### WORK INSTRUCTION:
Each line below that carries the string "undersökning" must appear in the answer.

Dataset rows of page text
-=-=-=-=-
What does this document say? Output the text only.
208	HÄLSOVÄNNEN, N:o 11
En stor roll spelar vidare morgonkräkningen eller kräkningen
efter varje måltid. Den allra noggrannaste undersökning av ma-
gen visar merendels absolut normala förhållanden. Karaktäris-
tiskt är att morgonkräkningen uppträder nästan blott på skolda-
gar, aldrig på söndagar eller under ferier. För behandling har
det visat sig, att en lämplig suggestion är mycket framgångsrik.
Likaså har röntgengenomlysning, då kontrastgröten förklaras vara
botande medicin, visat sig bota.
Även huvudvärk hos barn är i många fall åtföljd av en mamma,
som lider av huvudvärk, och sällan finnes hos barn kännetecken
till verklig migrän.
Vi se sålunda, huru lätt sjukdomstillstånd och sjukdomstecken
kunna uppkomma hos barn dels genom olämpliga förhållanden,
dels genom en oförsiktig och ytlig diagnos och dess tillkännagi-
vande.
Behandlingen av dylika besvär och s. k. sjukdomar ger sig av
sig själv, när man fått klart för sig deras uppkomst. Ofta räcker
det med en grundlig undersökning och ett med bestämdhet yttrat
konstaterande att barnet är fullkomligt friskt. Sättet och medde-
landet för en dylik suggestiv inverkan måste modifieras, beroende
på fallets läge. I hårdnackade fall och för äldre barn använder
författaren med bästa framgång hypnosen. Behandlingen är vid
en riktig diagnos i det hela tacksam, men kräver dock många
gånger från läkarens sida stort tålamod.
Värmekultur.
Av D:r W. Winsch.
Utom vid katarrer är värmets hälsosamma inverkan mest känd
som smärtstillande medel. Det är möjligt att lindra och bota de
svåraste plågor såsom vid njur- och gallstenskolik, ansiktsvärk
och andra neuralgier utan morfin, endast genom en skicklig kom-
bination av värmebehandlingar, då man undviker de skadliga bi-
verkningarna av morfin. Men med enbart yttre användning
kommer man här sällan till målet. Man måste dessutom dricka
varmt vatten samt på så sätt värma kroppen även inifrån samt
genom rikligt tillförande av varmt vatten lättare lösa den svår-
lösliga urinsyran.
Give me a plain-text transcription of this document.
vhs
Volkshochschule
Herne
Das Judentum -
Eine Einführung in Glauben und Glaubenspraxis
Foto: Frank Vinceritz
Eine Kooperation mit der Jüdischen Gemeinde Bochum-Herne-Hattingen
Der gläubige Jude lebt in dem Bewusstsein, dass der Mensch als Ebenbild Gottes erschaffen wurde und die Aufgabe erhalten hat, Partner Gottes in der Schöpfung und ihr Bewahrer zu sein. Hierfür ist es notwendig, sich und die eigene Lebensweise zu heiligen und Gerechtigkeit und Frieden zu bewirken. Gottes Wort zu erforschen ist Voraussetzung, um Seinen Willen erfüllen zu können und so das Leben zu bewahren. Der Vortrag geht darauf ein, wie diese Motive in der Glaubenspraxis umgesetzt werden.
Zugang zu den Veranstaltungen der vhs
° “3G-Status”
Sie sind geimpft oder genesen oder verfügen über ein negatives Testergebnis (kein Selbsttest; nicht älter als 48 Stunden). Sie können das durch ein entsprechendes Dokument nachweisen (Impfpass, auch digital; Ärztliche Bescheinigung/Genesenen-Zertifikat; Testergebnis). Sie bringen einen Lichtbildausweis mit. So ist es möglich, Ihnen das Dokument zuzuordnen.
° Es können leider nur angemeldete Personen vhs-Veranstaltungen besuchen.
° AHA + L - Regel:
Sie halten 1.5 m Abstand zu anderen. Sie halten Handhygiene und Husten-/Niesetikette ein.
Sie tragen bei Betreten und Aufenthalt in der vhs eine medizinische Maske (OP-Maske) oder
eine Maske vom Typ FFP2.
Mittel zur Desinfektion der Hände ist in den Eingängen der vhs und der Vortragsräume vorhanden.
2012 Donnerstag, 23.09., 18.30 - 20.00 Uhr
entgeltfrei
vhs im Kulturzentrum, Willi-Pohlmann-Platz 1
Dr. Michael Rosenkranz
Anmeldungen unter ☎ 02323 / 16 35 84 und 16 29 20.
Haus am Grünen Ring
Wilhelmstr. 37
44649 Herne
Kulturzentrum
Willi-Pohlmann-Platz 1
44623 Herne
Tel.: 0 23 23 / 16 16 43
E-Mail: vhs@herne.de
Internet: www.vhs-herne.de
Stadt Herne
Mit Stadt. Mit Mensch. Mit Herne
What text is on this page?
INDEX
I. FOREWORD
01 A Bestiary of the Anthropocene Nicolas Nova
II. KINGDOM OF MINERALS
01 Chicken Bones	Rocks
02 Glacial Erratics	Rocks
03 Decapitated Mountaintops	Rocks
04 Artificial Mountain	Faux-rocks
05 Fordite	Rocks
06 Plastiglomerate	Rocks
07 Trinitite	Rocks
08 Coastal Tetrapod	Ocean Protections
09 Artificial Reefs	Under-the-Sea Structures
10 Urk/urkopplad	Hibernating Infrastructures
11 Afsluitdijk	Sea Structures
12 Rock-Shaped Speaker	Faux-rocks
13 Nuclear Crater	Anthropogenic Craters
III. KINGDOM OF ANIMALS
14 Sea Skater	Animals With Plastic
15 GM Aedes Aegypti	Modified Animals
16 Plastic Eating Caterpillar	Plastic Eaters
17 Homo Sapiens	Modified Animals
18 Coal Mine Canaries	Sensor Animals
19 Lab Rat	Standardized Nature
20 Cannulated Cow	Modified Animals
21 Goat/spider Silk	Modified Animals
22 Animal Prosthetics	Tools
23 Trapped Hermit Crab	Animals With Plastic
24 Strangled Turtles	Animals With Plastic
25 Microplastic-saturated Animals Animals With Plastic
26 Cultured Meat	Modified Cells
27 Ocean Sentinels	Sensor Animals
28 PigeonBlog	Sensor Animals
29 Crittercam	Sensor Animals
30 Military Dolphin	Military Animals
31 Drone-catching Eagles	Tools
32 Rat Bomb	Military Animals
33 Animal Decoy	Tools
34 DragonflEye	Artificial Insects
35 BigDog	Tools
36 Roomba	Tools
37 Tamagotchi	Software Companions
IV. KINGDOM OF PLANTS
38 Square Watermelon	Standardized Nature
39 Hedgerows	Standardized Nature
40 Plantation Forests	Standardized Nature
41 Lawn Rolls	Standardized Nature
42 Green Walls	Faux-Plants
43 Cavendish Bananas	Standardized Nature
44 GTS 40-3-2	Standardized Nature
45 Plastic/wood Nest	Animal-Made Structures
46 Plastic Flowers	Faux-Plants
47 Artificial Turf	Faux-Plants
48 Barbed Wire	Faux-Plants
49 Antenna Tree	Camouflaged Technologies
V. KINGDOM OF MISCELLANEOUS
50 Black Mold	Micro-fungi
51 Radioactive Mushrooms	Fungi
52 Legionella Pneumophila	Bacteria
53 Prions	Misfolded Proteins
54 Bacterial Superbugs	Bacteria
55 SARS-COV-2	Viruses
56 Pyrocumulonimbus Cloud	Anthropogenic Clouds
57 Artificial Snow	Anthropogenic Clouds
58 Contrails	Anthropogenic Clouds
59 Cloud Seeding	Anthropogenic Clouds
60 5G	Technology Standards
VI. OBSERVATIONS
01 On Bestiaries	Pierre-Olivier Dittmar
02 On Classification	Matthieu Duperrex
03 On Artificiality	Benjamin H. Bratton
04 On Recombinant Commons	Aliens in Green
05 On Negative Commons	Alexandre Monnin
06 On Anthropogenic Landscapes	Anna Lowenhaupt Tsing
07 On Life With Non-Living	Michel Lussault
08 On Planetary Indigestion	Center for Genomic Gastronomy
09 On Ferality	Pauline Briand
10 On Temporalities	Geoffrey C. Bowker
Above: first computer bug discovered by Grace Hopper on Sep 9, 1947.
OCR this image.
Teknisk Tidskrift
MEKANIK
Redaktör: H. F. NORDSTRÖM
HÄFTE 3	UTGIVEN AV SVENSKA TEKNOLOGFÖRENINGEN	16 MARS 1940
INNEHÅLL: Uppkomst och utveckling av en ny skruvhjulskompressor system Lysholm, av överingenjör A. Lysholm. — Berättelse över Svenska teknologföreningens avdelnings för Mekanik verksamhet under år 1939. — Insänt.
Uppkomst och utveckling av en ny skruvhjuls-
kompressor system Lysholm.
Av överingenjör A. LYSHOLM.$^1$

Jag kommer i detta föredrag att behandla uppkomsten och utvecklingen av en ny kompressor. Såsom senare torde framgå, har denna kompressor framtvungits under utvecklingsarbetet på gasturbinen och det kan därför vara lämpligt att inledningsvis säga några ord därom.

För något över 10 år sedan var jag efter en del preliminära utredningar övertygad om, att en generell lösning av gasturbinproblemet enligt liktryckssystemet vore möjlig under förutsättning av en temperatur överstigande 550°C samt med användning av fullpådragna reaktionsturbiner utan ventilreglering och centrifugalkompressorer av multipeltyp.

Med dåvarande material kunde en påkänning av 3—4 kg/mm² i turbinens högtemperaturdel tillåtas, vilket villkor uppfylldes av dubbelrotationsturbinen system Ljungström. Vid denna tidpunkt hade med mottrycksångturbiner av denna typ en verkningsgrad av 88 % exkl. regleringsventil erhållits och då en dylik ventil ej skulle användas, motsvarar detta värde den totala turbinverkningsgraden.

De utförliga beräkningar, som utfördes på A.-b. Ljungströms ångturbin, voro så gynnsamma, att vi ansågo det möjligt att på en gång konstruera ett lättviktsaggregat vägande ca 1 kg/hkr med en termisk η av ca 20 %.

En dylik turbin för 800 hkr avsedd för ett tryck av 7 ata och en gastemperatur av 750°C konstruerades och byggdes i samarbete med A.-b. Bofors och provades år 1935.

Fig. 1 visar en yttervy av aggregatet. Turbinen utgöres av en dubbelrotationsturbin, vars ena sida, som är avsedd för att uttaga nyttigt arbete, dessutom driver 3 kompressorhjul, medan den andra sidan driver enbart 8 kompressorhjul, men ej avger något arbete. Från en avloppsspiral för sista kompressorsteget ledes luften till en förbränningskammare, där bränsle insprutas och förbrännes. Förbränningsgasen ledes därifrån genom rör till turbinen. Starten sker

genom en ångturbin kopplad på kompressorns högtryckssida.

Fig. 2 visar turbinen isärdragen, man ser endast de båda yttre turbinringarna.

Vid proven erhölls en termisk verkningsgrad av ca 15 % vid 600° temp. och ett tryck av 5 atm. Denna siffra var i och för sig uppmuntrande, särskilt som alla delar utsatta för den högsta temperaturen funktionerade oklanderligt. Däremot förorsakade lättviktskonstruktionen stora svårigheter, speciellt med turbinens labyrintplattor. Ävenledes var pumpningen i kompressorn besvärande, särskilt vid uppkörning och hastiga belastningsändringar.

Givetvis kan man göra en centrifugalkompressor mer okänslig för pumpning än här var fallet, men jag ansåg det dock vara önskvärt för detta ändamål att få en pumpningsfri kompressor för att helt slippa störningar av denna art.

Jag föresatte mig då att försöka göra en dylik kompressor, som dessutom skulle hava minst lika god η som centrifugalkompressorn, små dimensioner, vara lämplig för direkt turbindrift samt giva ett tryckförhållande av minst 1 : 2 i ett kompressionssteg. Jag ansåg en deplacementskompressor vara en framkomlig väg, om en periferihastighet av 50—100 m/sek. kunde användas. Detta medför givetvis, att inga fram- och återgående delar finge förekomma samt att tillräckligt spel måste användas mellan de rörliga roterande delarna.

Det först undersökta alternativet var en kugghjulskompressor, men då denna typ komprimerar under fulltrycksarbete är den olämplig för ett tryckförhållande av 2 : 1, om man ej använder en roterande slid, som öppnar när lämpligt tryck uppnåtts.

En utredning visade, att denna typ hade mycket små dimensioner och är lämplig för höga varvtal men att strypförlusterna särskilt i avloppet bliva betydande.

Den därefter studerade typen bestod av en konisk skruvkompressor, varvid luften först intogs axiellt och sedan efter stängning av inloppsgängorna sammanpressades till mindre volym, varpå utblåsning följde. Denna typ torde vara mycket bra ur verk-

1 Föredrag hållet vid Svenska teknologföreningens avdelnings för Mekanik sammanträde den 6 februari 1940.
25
-=-=-=-=-
### OUTPUT BELOW:
efter varje måltid. Den allra noggrannaste undersökning av ma-
det med en grundlig undersökning och ett med bestämdhet yttrat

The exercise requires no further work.